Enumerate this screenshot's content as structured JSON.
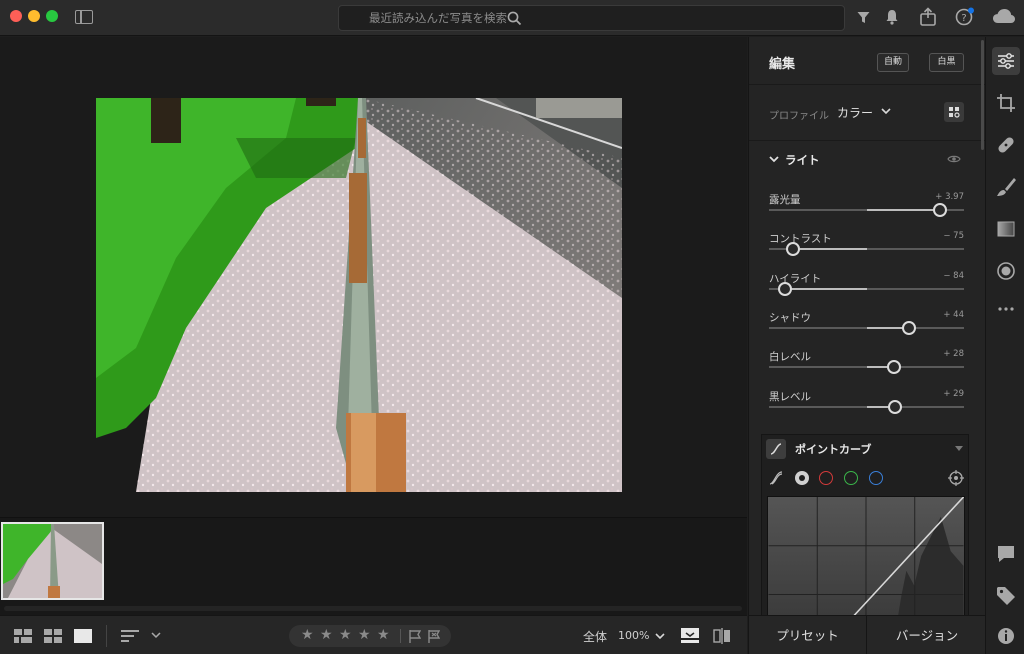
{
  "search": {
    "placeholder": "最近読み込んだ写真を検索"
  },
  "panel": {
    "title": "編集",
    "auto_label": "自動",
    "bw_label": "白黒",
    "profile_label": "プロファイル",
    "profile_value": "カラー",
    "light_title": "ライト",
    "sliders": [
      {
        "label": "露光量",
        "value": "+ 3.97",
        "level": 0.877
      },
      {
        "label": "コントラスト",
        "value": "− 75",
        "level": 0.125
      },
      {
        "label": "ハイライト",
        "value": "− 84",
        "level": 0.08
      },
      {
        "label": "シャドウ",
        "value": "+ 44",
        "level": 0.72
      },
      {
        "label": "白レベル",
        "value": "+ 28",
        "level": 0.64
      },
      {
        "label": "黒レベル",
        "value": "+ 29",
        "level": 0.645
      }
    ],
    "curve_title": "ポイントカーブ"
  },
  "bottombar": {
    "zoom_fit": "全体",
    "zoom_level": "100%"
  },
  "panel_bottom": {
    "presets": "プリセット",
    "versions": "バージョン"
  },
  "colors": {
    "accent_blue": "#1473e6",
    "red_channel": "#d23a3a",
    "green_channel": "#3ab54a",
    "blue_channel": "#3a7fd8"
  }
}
◆ ◆ ◆ ◆ ◆
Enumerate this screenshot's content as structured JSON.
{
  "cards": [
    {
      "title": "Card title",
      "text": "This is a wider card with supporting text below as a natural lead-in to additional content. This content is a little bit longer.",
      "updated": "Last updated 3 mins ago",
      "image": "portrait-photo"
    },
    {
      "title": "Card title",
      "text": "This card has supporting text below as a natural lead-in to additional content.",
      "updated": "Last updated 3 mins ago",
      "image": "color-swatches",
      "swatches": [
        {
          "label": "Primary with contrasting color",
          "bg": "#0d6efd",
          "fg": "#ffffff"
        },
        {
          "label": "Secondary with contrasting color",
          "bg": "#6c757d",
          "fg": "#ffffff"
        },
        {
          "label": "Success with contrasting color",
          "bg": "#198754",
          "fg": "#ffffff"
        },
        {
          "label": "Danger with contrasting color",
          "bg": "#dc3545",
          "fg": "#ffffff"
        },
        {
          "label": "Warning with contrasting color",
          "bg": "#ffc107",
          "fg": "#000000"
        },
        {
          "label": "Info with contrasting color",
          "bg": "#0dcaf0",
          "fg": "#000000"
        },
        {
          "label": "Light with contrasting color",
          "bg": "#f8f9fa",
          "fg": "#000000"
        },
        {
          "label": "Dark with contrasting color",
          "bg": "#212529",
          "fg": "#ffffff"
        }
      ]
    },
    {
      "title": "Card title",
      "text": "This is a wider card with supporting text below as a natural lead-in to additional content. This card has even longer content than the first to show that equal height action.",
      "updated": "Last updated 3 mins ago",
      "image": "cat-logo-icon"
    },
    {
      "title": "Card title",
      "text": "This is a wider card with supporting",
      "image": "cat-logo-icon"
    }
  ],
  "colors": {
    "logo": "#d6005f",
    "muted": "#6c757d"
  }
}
◆ ◆ ◆ ◆ ◆
> **REQUEST**:
List each line in the listing that contains the string "content".

> **EXERCISE OUTPUT**:
Enumerate this screenshot's content as structured JSON.
Enumerate this screenshot's content as structured JSON.
      "text": "This is a wider card with supporting text below as a natural lead-in to additional content. This content is a little bit longer.",
      "text": "This card has supporting text below as a natural lead-in to additional content.",
      "text": "This is a wider card with supporting text below as a natural lead-in to additional content. This card has even longer content than the first to show that equal height action.",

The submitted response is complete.